THE REQUEST »
Extract every line below that contains the word "hint".

Start of MATERIAL FOR THIS TASK

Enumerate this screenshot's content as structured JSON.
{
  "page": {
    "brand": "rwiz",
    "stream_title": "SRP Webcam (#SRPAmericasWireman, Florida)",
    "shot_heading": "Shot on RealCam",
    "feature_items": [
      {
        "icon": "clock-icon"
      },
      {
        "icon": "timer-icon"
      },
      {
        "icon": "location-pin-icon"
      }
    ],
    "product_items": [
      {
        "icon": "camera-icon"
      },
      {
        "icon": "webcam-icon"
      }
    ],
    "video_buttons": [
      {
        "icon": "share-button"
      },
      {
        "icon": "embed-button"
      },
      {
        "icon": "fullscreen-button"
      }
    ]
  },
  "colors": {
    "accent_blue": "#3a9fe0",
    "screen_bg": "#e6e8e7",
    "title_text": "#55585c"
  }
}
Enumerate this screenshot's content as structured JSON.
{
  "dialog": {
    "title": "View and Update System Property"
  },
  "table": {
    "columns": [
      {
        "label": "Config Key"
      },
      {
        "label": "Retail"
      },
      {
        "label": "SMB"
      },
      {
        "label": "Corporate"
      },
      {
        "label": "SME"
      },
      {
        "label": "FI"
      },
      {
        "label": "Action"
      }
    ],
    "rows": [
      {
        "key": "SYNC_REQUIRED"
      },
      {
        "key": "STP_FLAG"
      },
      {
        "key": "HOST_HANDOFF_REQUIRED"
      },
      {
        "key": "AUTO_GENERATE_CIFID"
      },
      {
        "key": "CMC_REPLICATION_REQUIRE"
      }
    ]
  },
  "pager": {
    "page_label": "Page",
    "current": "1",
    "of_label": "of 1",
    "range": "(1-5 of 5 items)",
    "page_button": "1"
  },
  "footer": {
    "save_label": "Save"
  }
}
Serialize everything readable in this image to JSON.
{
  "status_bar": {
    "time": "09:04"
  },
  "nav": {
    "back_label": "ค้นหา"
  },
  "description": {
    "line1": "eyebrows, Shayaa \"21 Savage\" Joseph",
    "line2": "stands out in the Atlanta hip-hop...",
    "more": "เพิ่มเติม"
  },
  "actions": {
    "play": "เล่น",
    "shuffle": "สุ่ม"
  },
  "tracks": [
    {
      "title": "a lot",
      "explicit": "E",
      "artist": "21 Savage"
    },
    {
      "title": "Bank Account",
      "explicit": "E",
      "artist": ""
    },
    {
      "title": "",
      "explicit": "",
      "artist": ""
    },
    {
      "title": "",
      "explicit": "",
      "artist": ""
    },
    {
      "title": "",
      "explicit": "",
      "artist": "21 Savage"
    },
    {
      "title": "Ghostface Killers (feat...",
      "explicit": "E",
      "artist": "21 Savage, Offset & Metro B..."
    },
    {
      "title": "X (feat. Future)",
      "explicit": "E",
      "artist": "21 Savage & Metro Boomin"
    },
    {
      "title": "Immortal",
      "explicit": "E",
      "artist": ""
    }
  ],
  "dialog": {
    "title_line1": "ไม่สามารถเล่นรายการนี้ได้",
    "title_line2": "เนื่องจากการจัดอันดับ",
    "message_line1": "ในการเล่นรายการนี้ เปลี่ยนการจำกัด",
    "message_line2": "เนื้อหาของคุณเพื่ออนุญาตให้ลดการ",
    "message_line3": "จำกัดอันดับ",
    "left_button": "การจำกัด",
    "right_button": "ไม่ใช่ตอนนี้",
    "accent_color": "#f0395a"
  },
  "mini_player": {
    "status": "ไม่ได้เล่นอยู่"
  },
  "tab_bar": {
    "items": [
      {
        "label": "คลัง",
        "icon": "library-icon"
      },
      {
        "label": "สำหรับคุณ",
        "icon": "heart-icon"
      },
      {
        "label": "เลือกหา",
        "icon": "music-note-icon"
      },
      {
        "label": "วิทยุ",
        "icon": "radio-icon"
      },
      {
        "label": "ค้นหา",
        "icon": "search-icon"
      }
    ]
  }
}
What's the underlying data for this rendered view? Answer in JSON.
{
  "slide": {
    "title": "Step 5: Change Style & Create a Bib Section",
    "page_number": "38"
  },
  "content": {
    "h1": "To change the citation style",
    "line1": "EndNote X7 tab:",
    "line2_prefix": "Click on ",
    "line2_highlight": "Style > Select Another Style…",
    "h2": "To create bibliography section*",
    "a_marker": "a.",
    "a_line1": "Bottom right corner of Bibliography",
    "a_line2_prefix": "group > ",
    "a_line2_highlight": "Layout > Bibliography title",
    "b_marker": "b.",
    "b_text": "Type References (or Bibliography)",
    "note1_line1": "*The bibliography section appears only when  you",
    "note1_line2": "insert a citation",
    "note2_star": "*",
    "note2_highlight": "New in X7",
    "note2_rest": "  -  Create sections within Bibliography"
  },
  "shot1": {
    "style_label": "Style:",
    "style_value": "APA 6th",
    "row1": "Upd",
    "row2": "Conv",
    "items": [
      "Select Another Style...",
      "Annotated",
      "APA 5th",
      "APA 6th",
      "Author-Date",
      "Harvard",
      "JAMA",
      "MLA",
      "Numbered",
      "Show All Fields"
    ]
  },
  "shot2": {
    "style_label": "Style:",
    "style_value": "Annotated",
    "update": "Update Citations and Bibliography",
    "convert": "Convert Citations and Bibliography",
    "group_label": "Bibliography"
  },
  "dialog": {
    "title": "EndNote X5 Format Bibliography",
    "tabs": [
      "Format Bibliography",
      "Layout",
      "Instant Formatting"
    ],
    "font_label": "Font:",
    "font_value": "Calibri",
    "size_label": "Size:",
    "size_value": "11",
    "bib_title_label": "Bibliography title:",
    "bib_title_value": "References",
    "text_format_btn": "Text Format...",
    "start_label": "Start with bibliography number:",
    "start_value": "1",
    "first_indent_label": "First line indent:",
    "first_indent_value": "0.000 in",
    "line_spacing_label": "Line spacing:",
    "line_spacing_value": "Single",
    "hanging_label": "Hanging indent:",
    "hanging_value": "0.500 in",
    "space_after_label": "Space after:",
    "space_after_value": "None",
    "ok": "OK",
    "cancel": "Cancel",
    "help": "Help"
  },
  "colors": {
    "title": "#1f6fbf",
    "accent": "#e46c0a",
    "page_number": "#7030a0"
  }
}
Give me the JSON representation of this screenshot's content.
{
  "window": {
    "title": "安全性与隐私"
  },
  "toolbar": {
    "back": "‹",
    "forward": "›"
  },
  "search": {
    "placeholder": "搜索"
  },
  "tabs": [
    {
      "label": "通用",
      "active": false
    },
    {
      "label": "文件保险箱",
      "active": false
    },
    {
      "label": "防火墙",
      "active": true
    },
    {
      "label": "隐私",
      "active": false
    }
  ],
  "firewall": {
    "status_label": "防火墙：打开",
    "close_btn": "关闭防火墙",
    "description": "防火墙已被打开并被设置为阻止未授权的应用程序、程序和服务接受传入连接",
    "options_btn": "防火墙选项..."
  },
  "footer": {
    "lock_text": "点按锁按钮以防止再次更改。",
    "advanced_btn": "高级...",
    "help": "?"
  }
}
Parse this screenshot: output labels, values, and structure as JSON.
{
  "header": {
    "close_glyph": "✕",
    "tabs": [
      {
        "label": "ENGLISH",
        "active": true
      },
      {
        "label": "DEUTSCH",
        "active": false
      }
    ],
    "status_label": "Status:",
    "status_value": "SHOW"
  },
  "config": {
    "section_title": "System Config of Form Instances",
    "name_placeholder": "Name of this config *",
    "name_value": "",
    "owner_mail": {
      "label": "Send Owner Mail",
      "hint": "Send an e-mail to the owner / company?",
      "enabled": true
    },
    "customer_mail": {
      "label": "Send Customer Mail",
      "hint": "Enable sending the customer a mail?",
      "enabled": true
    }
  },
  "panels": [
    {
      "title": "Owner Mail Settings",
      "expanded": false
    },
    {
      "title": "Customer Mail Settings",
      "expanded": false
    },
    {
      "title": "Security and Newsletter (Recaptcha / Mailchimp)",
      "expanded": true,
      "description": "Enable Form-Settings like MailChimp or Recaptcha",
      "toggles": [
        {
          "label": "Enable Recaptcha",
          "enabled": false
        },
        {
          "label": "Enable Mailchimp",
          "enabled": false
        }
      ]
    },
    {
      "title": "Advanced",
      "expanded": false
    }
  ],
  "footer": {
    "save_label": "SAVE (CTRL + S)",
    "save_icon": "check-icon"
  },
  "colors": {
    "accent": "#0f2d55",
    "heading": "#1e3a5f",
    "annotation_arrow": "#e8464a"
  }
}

End of MATERIAL FOR THIS TASK

ANSWER TO THIS PROBLEM »
      "hint": "Send an e-mail to the owner / company?",
      "hint": "Enable sending the customer a mail?",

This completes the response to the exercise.